→ What is expected
Output every entry exactly as written, but omit the pictures.

→ Record extracts
▬▬▬▬▬▬▬▬▬▬
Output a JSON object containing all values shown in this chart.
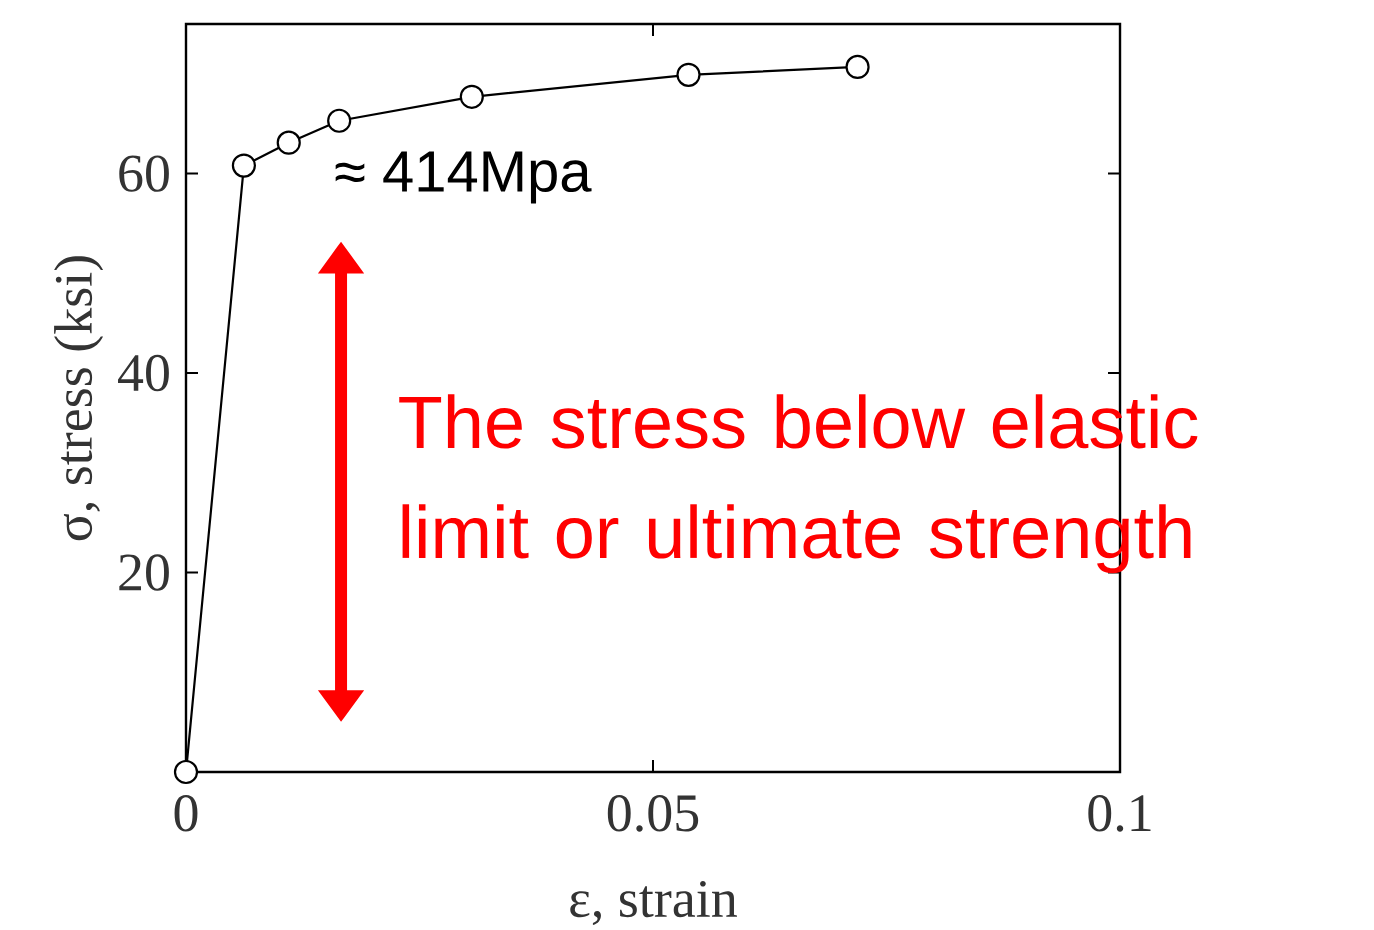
{
  "chart_data": {
    "type": "line",
    "xlabel": "ε, strain",
    "ylabel": "σ, stress (ksi)",
    "x": [
      0,
      0.0062,
      0.011,
      0.0164,
      0.0306,
      0.0538,
      0.0719
    ],
    "values": [
      0,
      60.8,
      63.1,
      65.3,
      67.7,
      69.9,
      70.7
    ],
    "color": "#000000",
    "marker": "circle",
    "line_style": "solid",
    "xlim": [
      0,
      0.1
    ],
    "ylim": [
      0,
      75
    ],
    "xticks": [
      0,
      0.05,
      0.1
    ],
    "yticks": [
      20,
      40,
      60
    ],
    "annotations": [
      "≈ 414Mpa",
      "The stress below elastic limit or ultimate strength"
    ]
  }
}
▬▬▬▬▬▬▬▬▬▬
→ Problem solution
Output a JSON object containing all values shown in this chart.
{
  "chart_data": {
    "type": "line",
    "xlabel": "ε, strain",
    "ylabel": "σ, stress (ksi)",
    "x": [
      0,
      0.0062,
      0.011,
      0.0164,
      0.0306,
      0.0538,
      0.0719
    ],
    "values": [
      0,
      60.8,
      63.1,
      65.3,
      67.7,
      69.9,
      70.7
    ],
    "color": "#000000",
    "marker": "circle",
    "line_style": "solid",
    "xlim": [
      0,
      0.1
    ],
    "ylim": [
      0,
      75
    ],
    "xticks": [
      0,
      0.05,
      0.1
    ],
    "yticks": [
      20,
      40,
      60
    ],
    "annotations": [
      "≈ 414Mpa",
      "The stress below elastic limit or ultimate strength"
    ]
  }
}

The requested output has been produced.